— start of The input —

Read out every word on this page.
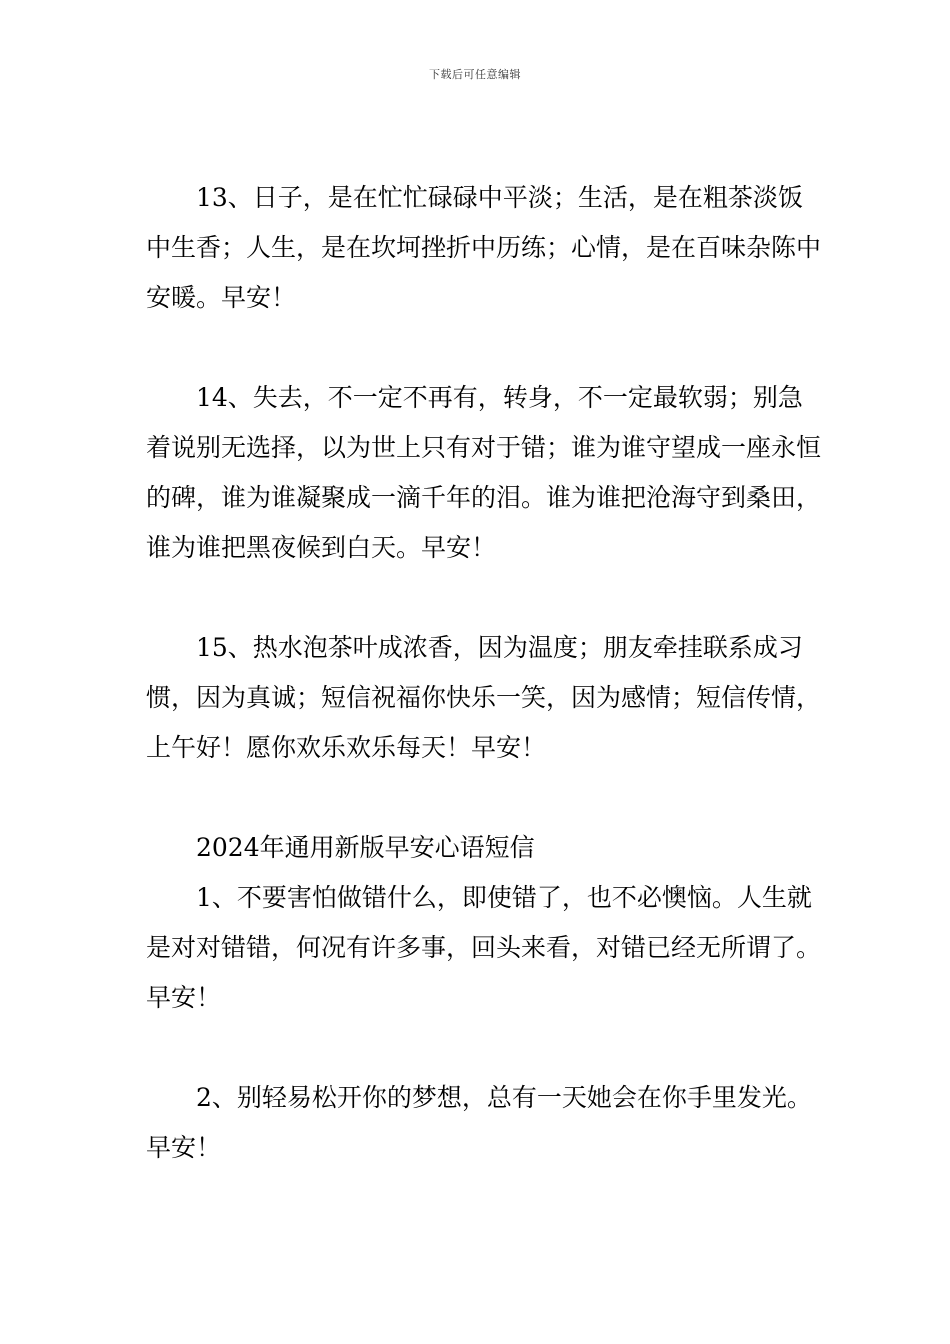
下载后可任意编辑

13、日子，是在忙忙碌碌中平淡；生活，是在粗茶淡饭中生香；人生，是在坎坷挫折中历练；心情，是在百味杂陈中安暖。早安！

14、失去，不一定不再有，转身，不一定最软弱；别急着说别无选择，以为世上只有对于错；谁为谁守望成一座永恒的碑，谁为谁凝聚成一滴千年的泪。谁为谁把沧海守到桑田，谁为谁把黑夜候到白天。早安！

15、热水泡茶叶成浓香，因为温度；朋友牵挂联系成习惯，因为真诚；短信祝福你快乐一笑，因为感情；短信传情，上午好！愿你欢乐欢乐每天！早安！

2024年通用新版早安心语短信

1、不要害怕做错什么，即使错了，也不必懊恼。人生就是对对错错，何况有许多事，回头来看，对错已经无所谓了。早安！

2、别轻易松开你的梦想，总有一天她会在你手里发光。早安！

— end of The input —

### Your instructions
Make an exact copy of the records shown above, without the pictures.

### Solution
Read out every word on this page.
下载后可任意编辑

13、日子，是在忙忙碌碌中平淡；生活，是在粗茶淡饭中生香；人生，是在坎坷挫折中历练；心情，是在百味杂陈中安暖。早安！

14、失去，不一定不再有，转身，不一定最软弱；别急着说别无选择，以为世上只有对于错；谁为谁守望成一座永恒的碑，谁为谁凝聚成一滴千年的泪。谁为谁把沧海守到桑田，谁为谁把黑夜候到白天。早安！

15、热水泡茶叶成浓香，因为温度；朋友牵挂联系成习惯，因为真诚；短信祝福你快乐一笑，因为感情；短信传情，上午好！愿你欢乐欢乐每天！早安！

2024年通用新版早安心语短信

1、不要害怕做错什么，即使错了，也不必懊恼。人生就是对对错错，何况有许多事，回头来看，对错已经无所谓了。早安！

2、别轻易松开你的梦想，总有一天她会在你手里发光。早安！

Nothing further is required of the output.